- _CHALLENGE_: Will you output all of the data below exactly, omitting the images?

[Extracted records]
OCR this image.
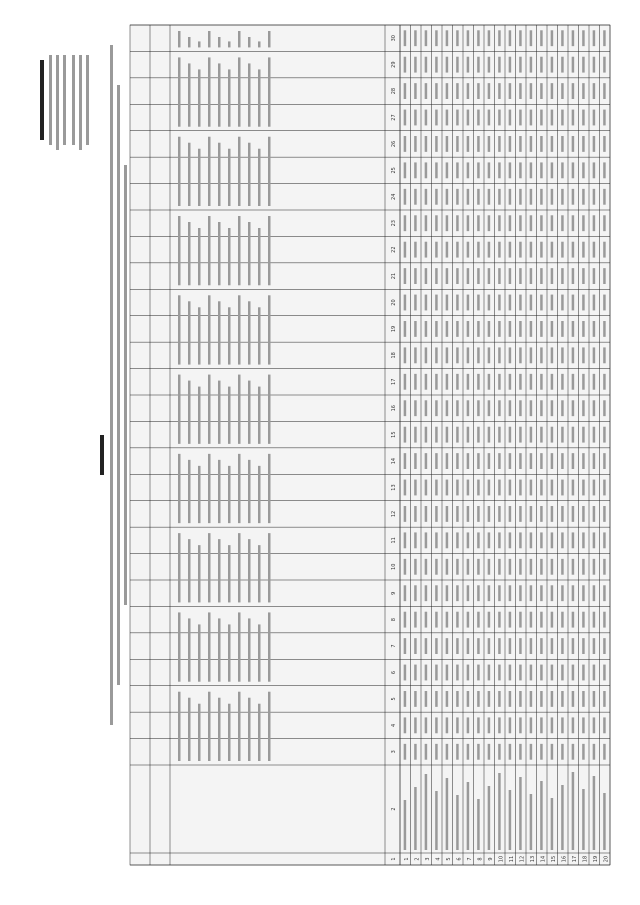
1
2
3
4
5
6
7
8
9
10
11
12
13
14
15
16
17
18
19
20
21
22
23
24
25
26
27
28
29
30
1 2 3 4 5 6 7 8 9 10 11 12 13 14 15 16 17 18 19 20
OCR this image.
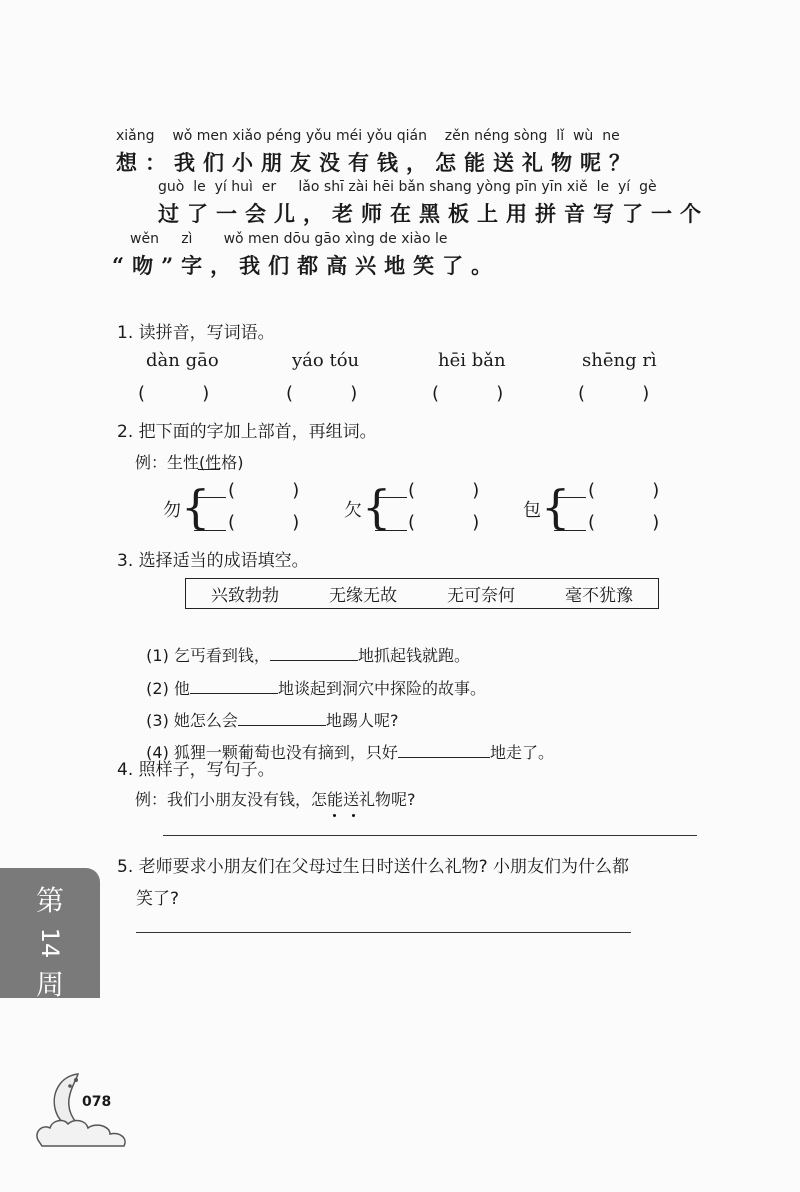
xiǎng    wǒ men xiǎo péng yǒu méi yǒu qián    zěn néng sòng  lǐ  wù  ne
想：我们小朋友没有钱，怎能送礼物呢？
guò  le  yí huì  er     lǎo shī zài hēi bǎn shang yòng pīn yīn xiě  le  yí  gè
过了一会儿，老师在黑板上用拼音写了一个
wěn     zì       wǒ men dōu gāo xìng de xiào le
“吻”字，我们都高兴地笑了。
1. 读拼音，写词语。
dàn gāo	yáo tóu	hēi bǎn	shēng rì
(          )	(          )	(          )	(          )
2. 把下面的字加上部首，再组词。
例：生性(性格)
勿 { (          )
(          )
欠 { (          )
(          )
包 { (          )
(          )
3. 选择适当的成语填空。
兴致勃勃	无缘无故	无可奈何	毫不犹豫

(1) 乞丐看到钱，	地抓起钱就跑。

(2) 他	地谈起到洞穴中探险的故事。

(3) 她怎么会	地踢人呢?

(4) 狐狸一颗葡萄也没有摘到，只好	地走了。

4. 照样子，写句子。
例：我们小朋友没有钱，怎能送礼物呢?
5. 老师要求小朋友们在父母过生日时送什么礼物? 小朋友们为什么都
笑了?
第
14
周
078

- _RESULT FOR THIS EXERCISE_:
OCR this image.
1
2
3
4
5
6
7
8
9
10
11
12
13
14
15
16
17
18
19
20
21
22
23
24
25
26
27
28
29
30
1 2 3 4 5 6 7 8 9 10 11 12 13 14 15 16 17 18 19 20
OCR this image.
xiǎng    wǒ men xiǎo péng yǒu méi yǒu qián    zěn néng sòng  lǐ  wù  ne
想：我们小朋友没有钱，怎能送礼物呢？
guò  le  yí huì  er     lǎo shī zài hēi bǎn shang yòng pīn yīn xiě  le  yí  gè
过了一会儿，老师在黑板上用拼音写了一个
wěn     zì       wǒ men dōu gāo xìng de xiào le
“吻”字，我们都高兴地笑了。
1. 读拼音，写词语。
dàn gāo	yáo tóu	hēi bǎn	shēng rì
(          )	(          )	(          )	(          )
2. 把下面的字加上部首，再组词。
例：生性(性格)
勿 { (          )
(          )
欠 { (          )
(          )
包 { (          )
(          )
3. 选择适当的成语填空。
兴致勃勃	无缘无故	无可奈何	毫不犹豫

(1) 乞丐看到钱，	地抓起钱就跑。

(2) 他	地谈起到洞穴中探险的故事。

(3) 她怎么会	地踢人呢?

(4) 狐狸一颗葡萄也没有摘到，只好	地走了。

4. 照样子，写句子。
例：我们小朋友没有钱，怎能送礼物呢?
5. 老师要求小朋友们在父母过生日时送什么礼物? 小朋友们为什么都
笑了?
第
14
周
078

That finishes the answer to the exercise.